Dataset records
** start **

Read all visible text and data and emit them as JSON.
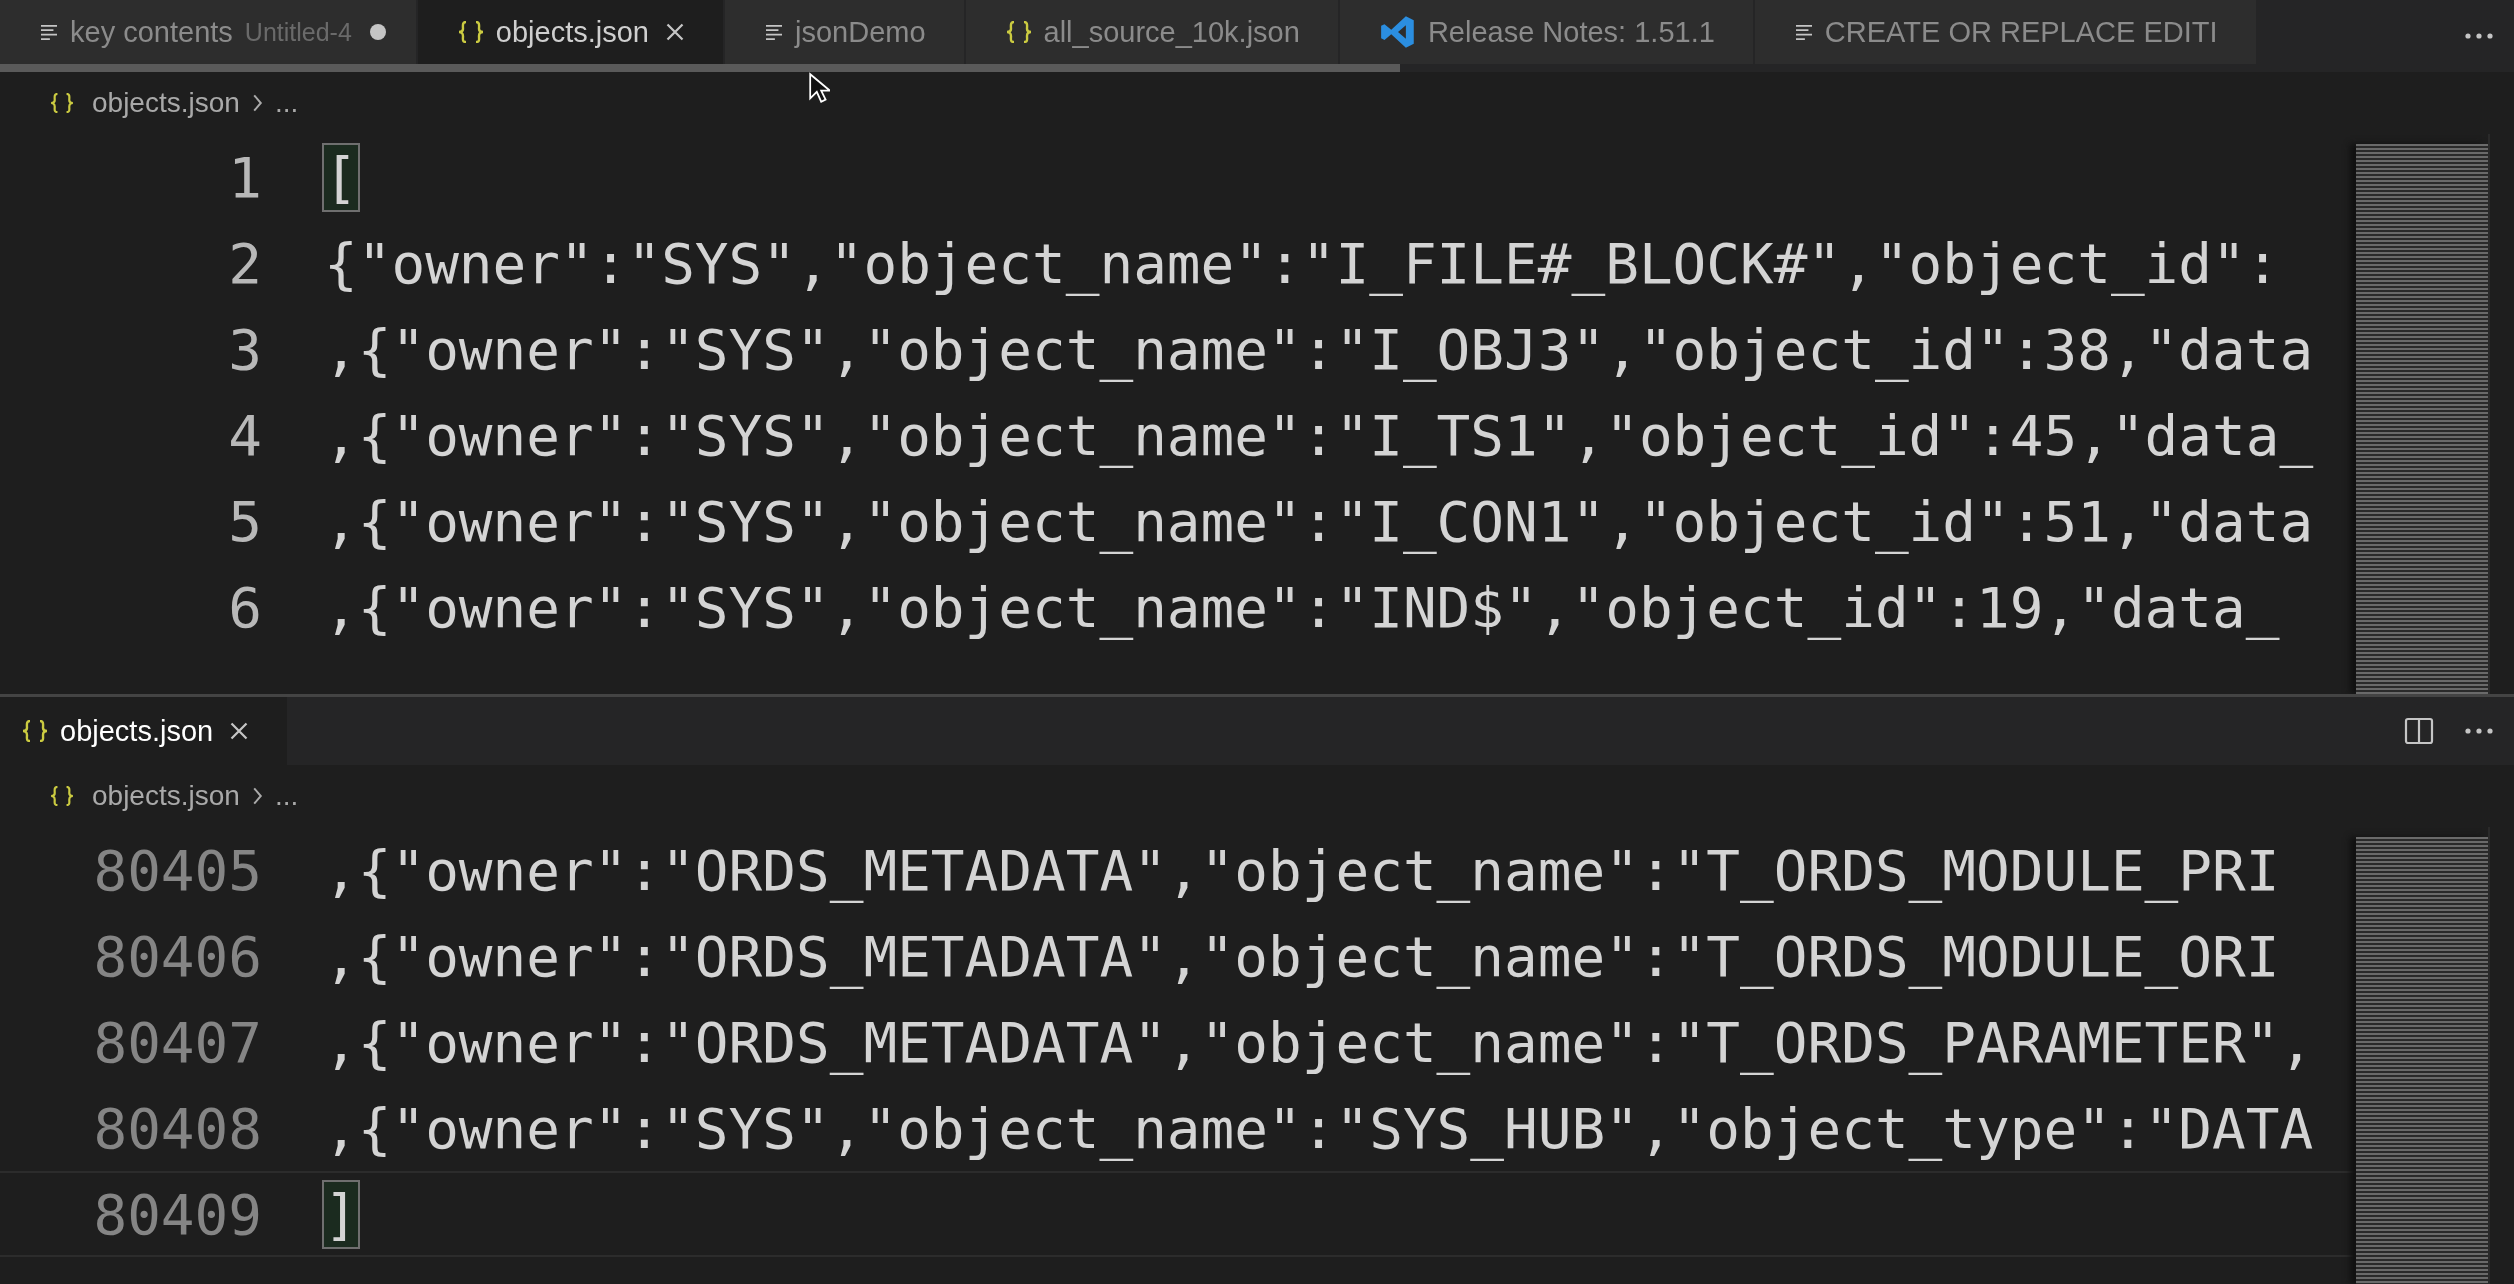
{
  "tabs": [
    {
      "kind": "lines",
      "label": "key contents",
      "description": "Untitled-4",
      "dirty": true,
      "selected": false
    },
    {
      "kind": "braces",
      "label": "objects.json",
      "dirty": false,
      "selected": true
    },
    {
      "kind": "lines",
      "label": "jsonDemo",
      "dirty": false,
      "selected": false
    },
    {
      "kind": "braces",
      "label": "all_source_10k.json",
      "dirty": false,
      "selected": false
    },
    {
      "kind": "vscode",
      "label": "Release Notes: 1.51.1",
      "dirty": false,
      "selected": false
    },
    {
      "kind": "lines",
      "label": "CREATE OR REPLACE EDITI",
      "dirty": false,
      "selected": false
    }
  ],
  "groups": [
    {
      "breadcrumb": {
        "file": "objects.json",
        "rest": "..."
      },
      "lines": [
        {
          "number": "1",
          "text": "[",
          "bracket_match": true,
          "current": false
        },
        {
          "number": "2",
          "text": "{\"owner\":\"SYS\",\"object_name\":\"I_FILE#_BLOCK#\",\"object_id\":",
          "bracket_match": false,
          "current": false
        },
        {
          "number": "3",
          "text": ",{\"owner\":\"SYS\",\"object_name\":\"I_OBJ3\",\"object_id\":38,\"data",
          "bracket_match": false,
          "current": false
        },
        {
          "number": "4",
          "text": ",{\"owner\":\"SYS\",\"object_name\":\"I_TS1\",\"object_id\":45,\"data_",
          "bracket_match": false,
          "current": false
        },
        {
          "number": "5",
          "text": ",{\"owner\":\"SYS\",\"object_name\":\"I_CON1\",\"object_id\":51,\"data",
          "bracket_match": false,
          "current": false
        },
        {
          "number": "6",
          "text": ",{\"owner\":\"SYS\",\"object_name\":\"IND$\",\"object_id\":19,\"data_",
          "bracket_match": false,
          "current": false
        }
      ]
    },
    {
      "tabs": [
        {
          "kind": "braces",
          "label": "objects.json",
          "dirty": false,
          "selected": true
        }
      ],
      "breadcrumb": {
        "file": "objects.json",
        "rest": "..."
      },
      "lines": [
        {
          "number": "80405",
          "text": ",{\"owner\":\"ORDS_METADATA\",\"object_name\":\"T_ORDS_MODULE_PRI",
          "bracket_match": false,
          "current": false
        },
        {
          "number": "80406",
          "text": ",{\"owner\":\"ORDS_METADATA\",\"object_name\":\"T_ORDS_MODULE_ORI",
          "bracket_match": false,
          "current": false
        },
        {
          "number": "80407",
          "text": ",{\"owner\":\"ORDS_METADATA\",\"object_name\":\"T_ORDS_PARAMETER\",",
          "bracket_match": false,
          "current": false
        },
        {
          "number": "80408",
          "text": ",{\"owner\":\"SYS\",\"object_name\":\"SYS_HUB\",\"object_type\":\"DATA",
          "bracket_match": false,
          "current": false
        },
        {
          "number": "80409",
          "text": "]",
          "bracket_match": true,
          "current": true
        }
      ]
    }
  ]
}
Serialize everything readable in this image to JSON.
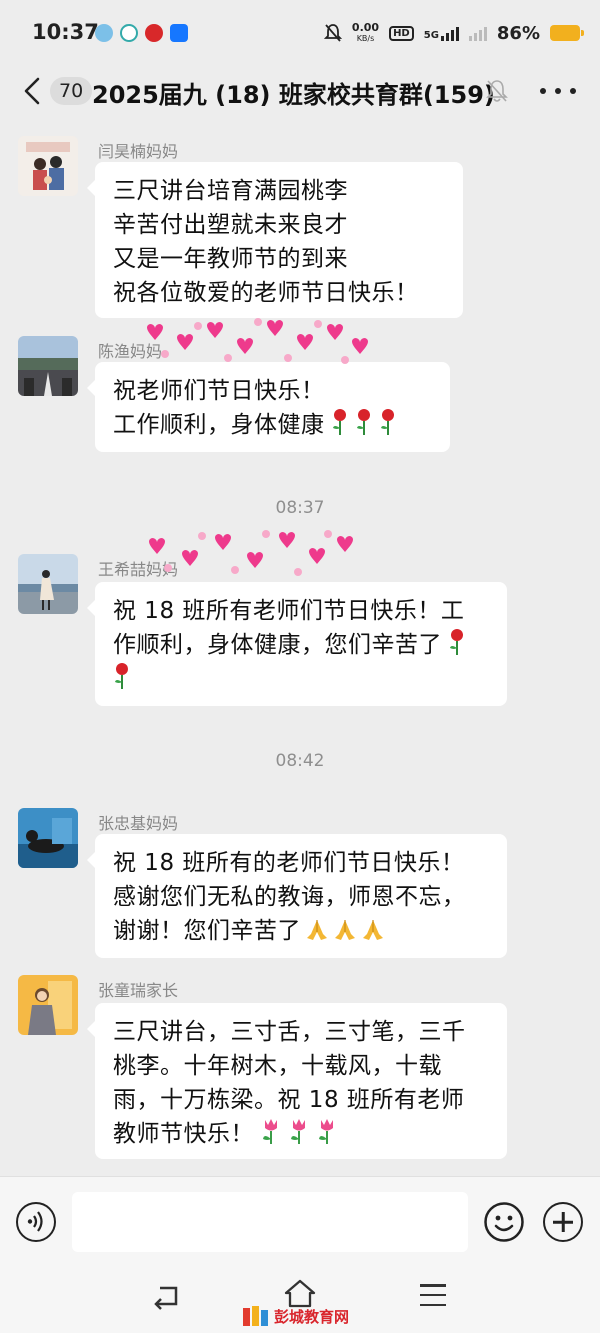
{
  "status_bar": {
    "time": "10:37",
    "net_speed_value": "0.00",
    "net_speed_unit": "KB/s",
    "hd_label": "HD",
    "net_type": "5G",
    "battery": "86%"
  },
  "header": {
    "unread_count": "70",
    "title": "2025届九 (18) 班家校共育群(159)"
  },
  "messages": [
    {
      "sender": "闫昊楠妈妈",
      "lines": [
        "三尺讲台培育满园桃李",
        "辛苦付出塑就未来良才",
        "又是一年教师节的到来",
        "祝各位敬爱的老师节日快乐！"
      ]
    },
    {
      "sender": "陈渔妈妈",
      "lines": [
        "祝老师们节日快乐！",
        "工作顺利，身体健康"
      ]
    },
    {
      "sender": "王希喆妈妈",
      "lines": [
        "祝 18 班所有老师们节日快乐！工",
        "作顺利，身体健康，您们辛苦了"
      ]
    },
    {
      "sender": "张忠基妈妈",
      "lines": [
        "祝 18 班所有的老师们节日快乐！",
        "感谢您们无私的教诲，师恩不忘，",
        "谢谢！您们辛苦了"
      ]
    },
    {
      "sender": "张童瑞家长",
      "lines": [
        "三尺讲台，三寸舌，三寸笔，三千",
        "桃李。十年树木，十载风，十载",
        "雨，十万栋梁。祝 18 班所有老师",
        "教师节快乐！"
      ]
    }
  ],
  "timestamps": [
    "08:37",
    "08:42"
  ],
  "input": {
    "placeholder": ""
  },
  "watermark": {
    "text": "彭城教育网"
  },
  "icons": {
    "rose": "rose-emoji",
    "tulip": "tulip-emoji",
    "pray": "folded-hands-emoji",
    "hearts": "heart-sticker-animation"
  },
  "colors": {
    "background": "#ededed",
    "bubble": "#ffffff",
    "battery": "#f2b01e",
    "watermark": "#d9252c"
  }
}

** end **

* [GOAL]: Every line of text is to be repeated exactly; pictures are left out.

* [TASK RESULT]:
Read all visible text and data and emit them as JSON.
{
  "tabs": [
    {
      "kind": "lines",
      "label": "key contents",
      "description": "Untitled-4",
      "dirty": true,
      "selected": false
    },
    {
      "kind": "braces",
      "label": "objects.json",
      "dirty": false,
      "selected": true
    },
    {
      "kind": "lines",
      "label": "jsonDemo",
      "dirty": false,
      "selected": false
    },
    {
      "kind": "braces",
      "label": "all_source_10k.json",
      "dirty": false,
      "selected": false
    },
    {
      "kind": "vscode",
      "label": "Release Notes: 1.51.1",
      "dirty": false,
      "selected": false
    },
    {
      "kind": "lines",
      "label": "CREATE OR REPLACE EDITI",
      "dirty": false,
      "selected": false
    }
  ],
  "groups": [
    {
      "breadcrumb": {
        "file": "objects.json",
        "rest": "..."
      },
      "lines": [
        {
          "number": "1",
          "text": "[",
          "bracket_match": true,
          "current": false
        },
        {
          "number": "2",
          "text": "{\"owner\":\"SYS\",\"object_name\":\"I_FILE#_BLOCK#\",\"object_id\":",
          "bracket_match": false,
          "current": false
        },
        {
          "number": "3",
          "text": ",{\"owner\":\"SYS\",\"object_name\":\"I_OBJ3\",\"object_id\":38,\"data",
          "bracket_match": false,
          "current": false
        },
        {
          "number": "4",
          "text": ",{\"owner\":\"SYS\",\"object_name\":\"I_TS1\",\"object_id\":45,\"data_",
          "bracket_match": false,
          "current": false
        },
        {
          "number": "5",
          "text": ",{\"owner\":\"SYS\",\"object_name\":\"I_CON1\",\"object_id\":51,\"data",
          "bracket_match": false,
          "current": false
        },
        {
          "number": "6",
          "text": ",{\"owner\":\"SYS\",\"object_name\":\"IND$\",\"object_id\":19,\"data_",
          "bracket_match": false,
          "current": false
        }
      ]
    },
    {
      "tabs": [
        {
          "kind": "braces",
          "label": "objects.json",
          "dirty": false,
          "selected": true
        }
      ],
      "breadcrumb": {
        "file": "objects.json",
        "rest": "..."
      },
      "lines": [
        {
          "number": "80405",
          "text": ",{\"owner\":\"ORDS_METADATA\",\"object_name\":\"T_ORDS_MODULE_PRI",
          "bracket_match": false,
          "current": false
        },
        {
          "number": "80406",
          "text": ",{\"owner\":\"ORDS_METADATA\",\"object_name\":\"T_ORDS_MODULE_ORI",
          "bracket_match": false,
          "current": false
        },
        {
          "number": "80407",
          "text": ",{\"owner\":\"ORDS_METADATA\",\"object_name\":\"T_ORDS_PARAMETER\",",
          "bracket_match": false,
          "current": false
        },
        {
          "number": "80408",
          "text": ",{\"owner\":\"SYS\",\"object_name\":\"SYS_HUB\",\"object_type\":\"DATA",
          "bracket_match": false,
          "current": false
        },
        {
          "number": "80409",
          "text": "]",
          "bracket_match": true,
          "current": true
        }
      ]
    }
  ]
}
Serialize everything readable in this image to JSON.
{
  "status_bar": {
    "time": "10:37",
    "net_speed_value": "0.00",
    "net_speed_unit": "KB/s",
    "hd_label": "HD",
    "net_type": "5G",
    "battery": "86%"
  },
  "header": {
    "unread_count": "70",
    "title": "2025届九 (18) 班家校共育群(159)"
  },
  "messages": [
    {
      "sender": "闫昊楠妈妈",
      "lines": [
        "三尺讲台培育满园桃李",
        "辛苦付出塑就未来良才",
        "又是一年教师节的到来",
        "祝各位敬爱的老师节日快乐！"
      ]
    },
    {
      "sender": "陈渔妈妈",
      "lines": [
        "祝老师们节日快乐！",
        "工作顺利，身体健康"
      ]
    },
    {
      "sender": "王希喆妈妈",
      "lines": [
        "祝 18 班所有老师们节日快乐！工",
        "作顺利，身体健康，您们辛苦了"
      ]
    },
    {
      "sender": "张忠基妈妈",
      "lines": [
        "祝 18 班所有的老师们节日快乐！",
        "感谢您们无私的教诲，师恩不忘，",
        "谢谢！您们辛苦了"
      ]
    },
    {
      "sender": "张童瑞家长",
      "lines": [
        "三尺讲台，三寸舌，三寸笔，三千",
        "桃李。十年树木，十载风，十载",
        "雨，十万栋梁。祝 18 班所有老师",
        "教师节快乐！"
      ]
    }
  ],
  "timestamps": [
    "08:37",
    "08:42"
  ],
  "input": {
    "placeholder": ""
  },
  "watermark": {
    "text": "彭城教育网"
  },
  "icons": {
    "rose": "rose-emoji",
    "tulip": "tulip-emoji",
    "pray": "folded-hands-emoji",
    "hearts": "heart-sticker-animation"
  },
  "colors": {
    "background": "#ededed",
    "bubble": "#ffffff",
    "battery": "#f2b01e",
    "watermark": "#d9252c"
  }
}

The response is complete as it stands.